Material provided:
====

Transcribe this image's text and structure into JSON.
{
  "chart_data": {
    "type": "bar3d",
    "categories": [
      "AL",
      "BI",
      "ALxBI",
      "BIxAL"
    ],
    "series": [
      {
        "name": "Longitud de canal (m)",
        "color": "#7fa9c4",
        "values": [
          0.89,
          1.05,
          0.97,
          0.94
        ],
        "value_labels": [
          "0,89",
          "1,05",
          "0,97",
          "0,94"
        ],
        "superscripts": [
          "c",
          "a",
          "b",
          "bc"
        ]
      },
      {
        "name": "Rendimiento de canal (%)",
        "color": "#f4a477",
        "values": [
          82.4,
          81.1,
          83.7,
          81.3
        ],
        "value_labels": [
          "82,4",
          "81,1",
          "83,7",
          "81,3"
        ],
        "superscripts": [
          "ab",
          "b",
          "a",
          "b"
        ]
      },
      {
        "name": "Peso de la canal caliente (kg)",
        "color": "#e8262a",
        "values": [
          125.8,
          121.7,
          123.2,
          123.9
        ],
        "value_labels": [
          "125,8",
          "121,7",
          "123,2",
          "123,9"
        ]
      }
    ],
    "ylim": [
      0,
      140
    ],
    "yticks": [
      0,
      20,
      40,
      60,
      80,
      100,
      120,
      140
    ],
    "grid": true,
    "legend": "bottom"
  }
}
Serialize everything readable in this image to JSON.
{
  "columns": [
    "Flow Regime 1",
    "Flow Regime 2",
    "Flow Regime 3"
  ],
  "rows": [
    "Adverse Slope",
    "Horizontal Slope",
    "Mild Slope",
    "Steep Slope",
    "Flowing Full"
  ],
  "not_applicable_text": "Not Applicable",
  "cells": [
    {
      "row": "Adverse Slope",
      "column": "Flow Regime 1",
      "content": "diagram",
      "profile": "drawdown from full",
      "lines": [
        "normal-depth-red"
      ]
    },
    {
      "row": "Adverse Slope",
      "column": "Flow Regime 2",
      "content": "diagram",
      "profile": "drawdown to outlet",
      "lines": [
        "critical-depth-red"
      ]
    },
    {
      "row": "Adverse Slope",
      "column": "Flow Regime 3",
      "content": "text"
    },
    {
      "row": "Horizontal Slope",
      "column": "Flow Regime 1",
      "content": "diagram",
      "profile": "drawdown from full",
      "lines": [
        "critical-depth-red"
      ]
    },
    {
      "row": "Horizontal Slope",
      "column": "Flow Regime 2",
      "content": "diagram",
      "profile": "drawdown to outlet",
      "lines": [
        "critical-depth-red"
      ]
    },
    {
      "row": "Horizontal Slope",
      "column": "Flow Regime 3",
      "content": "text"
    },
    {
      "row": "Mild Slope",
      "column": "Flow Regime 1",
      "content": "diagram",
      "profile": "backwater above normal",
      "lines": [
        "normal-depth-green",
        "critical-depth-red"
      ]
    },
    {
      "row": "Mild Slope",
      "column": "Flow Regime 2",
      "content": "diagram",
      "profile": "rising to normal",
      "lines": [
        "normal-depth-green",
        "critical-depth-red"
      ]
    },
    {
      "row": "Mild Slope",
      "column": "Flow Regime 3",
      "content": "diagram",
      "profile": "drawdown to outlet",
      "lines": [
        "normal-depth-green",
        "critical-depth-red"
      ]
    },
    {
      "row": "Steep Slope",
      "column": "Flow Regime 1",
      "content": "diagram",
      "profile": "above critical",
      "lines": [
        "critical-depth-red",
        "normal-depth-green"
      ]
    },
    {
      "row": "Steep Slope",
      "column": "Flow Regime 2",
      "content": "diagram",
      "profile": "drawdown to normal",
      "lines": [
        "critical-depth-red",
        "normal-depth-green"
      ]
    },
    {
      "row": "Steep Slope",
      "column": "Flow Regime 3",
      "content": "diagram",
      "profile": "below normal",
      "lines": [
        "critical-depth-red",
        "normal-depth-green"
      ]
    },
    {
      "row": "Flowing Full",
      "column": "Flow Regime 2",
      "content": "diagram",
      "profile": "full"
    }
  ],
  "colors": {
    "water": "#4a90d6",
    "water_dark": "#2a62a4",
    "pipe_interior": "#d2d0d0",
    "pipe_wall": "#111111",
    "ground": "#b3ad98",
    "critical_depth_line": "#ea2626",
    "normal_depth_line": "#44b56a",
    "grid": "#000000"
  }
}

====

Stated exercise: Extract every line above exactly as it stands.

Finished exercise:
Transcribe this image's text and structure into JSON.
{
  "chart_data": {
    "type": "bar3d",
    "categories": [
      "AL",
      "BI",
      "ALxBI",
      "BIxAL"
    ],
    "series": [
      {
        "name": "Longitud de canal (m)",
        "color": "#7fa9c4",
        "values": [
          0.89,
          1.05,
          0.97,
          0.94
        ],
        "value_labels": [
          "0,89",
          "1,05",
          "0,97",
          "0,94"
        ],
        "superscripts": [
          "c",
          "a",
          "b",
          "bc"
        ]
      },
      {
        "name": "Rendimiento de canal (%)",
        "color": "#f4a477",
        "values": [
          82.4,
          81.1,
          83.7,
          81.3
        ],
        "value_labels": [
          "82,4",
          "81,1",
          "83,7",
          "81,3"
        ],
        "superscripts": [
          "ab",
          "b",
          "a",
          "b"
        ]
      },
      {
        "name": "Peso de la canal caliente (kg)",
        "color": "#e8262a",
        "values": [
          125.8,
          121.7,
          123.2,
          123.9
        ],
        "value_labels": [
          "125,8",
          "121,7",
          "123,2",
          "123,9"
        ]
      }
    ],
    "ylim": [
      0,
      140
    ],
    "yticks": [
      0,
      20,
      40,
      60,
      80,
      100,
      120,
      140
    ],
    "grid": true,
    "legend": "bottom"
  }
}
Serialize everything readable in this image to JSON.
{
  "columns": [
    "Flow Regime 1",
    "Flow Regime 2",
    "Flow Regime 3"
  ],
  "rows": [
    "Adverse Slope",
    "Horizontal Slope",
    "Mild Slope",
    "Steep Slope",
    "Flowing Full"
  ],
  "not_applicable_text": "Not Applicable",
  "cells": [
    {
      "row": "Adverse Slope",
      "column": "Flow Regime 1",
      "content": "diagram",
      "profile": "drawdown from full",
      "lines": [
        "normal-depth-red"
      ]
    },
    {
      "row": "Adverse Slope",
      "column": "Flow Regime 2",
      "content": "diagram",
      "profile": "drawdown to outlet",
      "lines": [
        "critical-depth-red"
      ]
    },
    {
      "row": "Adverse Slope",
      "column": "Flow Regime 3",
      "content": "text"
    },
    {
      "row": "Horizontal Slope",
      "column": "Flow Regime 1",
      "content": "diagram",
      "profile": "drawdown from full",
      "lines": [
        "critical-depth-red"
      ]
    },
    {
      "row": "Horizontal Slope",
      "column": "Flow Regime 2",
      "content": "diagram",
      "profile": "drawdown to outlet",
      "lines": [
        "critical-depth-red"
      ]
    },
    {
      "row": "Horizontal Slope",
      "column": "Flow Regime 3",
      "content": "text"
    },
    {
      "row": "Mild Slope",
      "column": "Flow Regime 1",
      "content": "diagram",
      "profile": "backwater above normal",
      "lines": [
        "normal-depth-green",
        "critical-depth-red"
      ]
    },
    {
      "row": "Mild Slope",
      "column": "Flow Regime 2",
      "content": "diagram",
      "profile": "rising to normal",
      "lines": [
        "normal-depth-green",
        "critical-depth-red"
      ]
    },
    {
      "row": "Mild Slope",
      "column": "Flow Regime 3",
      "content": "diagram",
      "profile": "drawdown to outlet",
      "lines": [
        "normal-depth-green",
        "critical-depth-red"
      ]
    },
    {
      "row": "Steep Slope",
      "column": "Flow Regime 1",
      "content": "diagram",
      "profile": "above critical",
      "lines": [
        "critical-depth-red",
        "normal-depth-green"
      ]
    },
    {
      "row": "Steep Slope",
      "column": "Flow Regime 2",
      "content": "diagram",
      "profile": "drawdown to normal",
      "lines": [
        "critical-depth-red",
        "normal-depth-green"
      ]
    },
    {
      "row": "Steep Slope",
      "column": "Flow Regime 3",
      "content": "diagram",
      "profile": "below normal",
      "lines": [
        "critical-depth-red",
        "normal-depth-green"
      ]
    },
    {
      "row": "Flowing Full",
      "column": "Flow Regime 2",
      "content": "diagram",
      "profile": "full"
    }
  ],
  "colors": {
    "water": "#4a90d6",
    "water_dark": "#2a62a4",
    "pipe_interior": "#d2d0d0",
    "pipe_wall": "#111111",
    "ground": "#b3ad98",
    "critical_depth_line": "#ea2626",
    "normal_depth_line": "#44b56a",
    "grid": "#000000"
  }
}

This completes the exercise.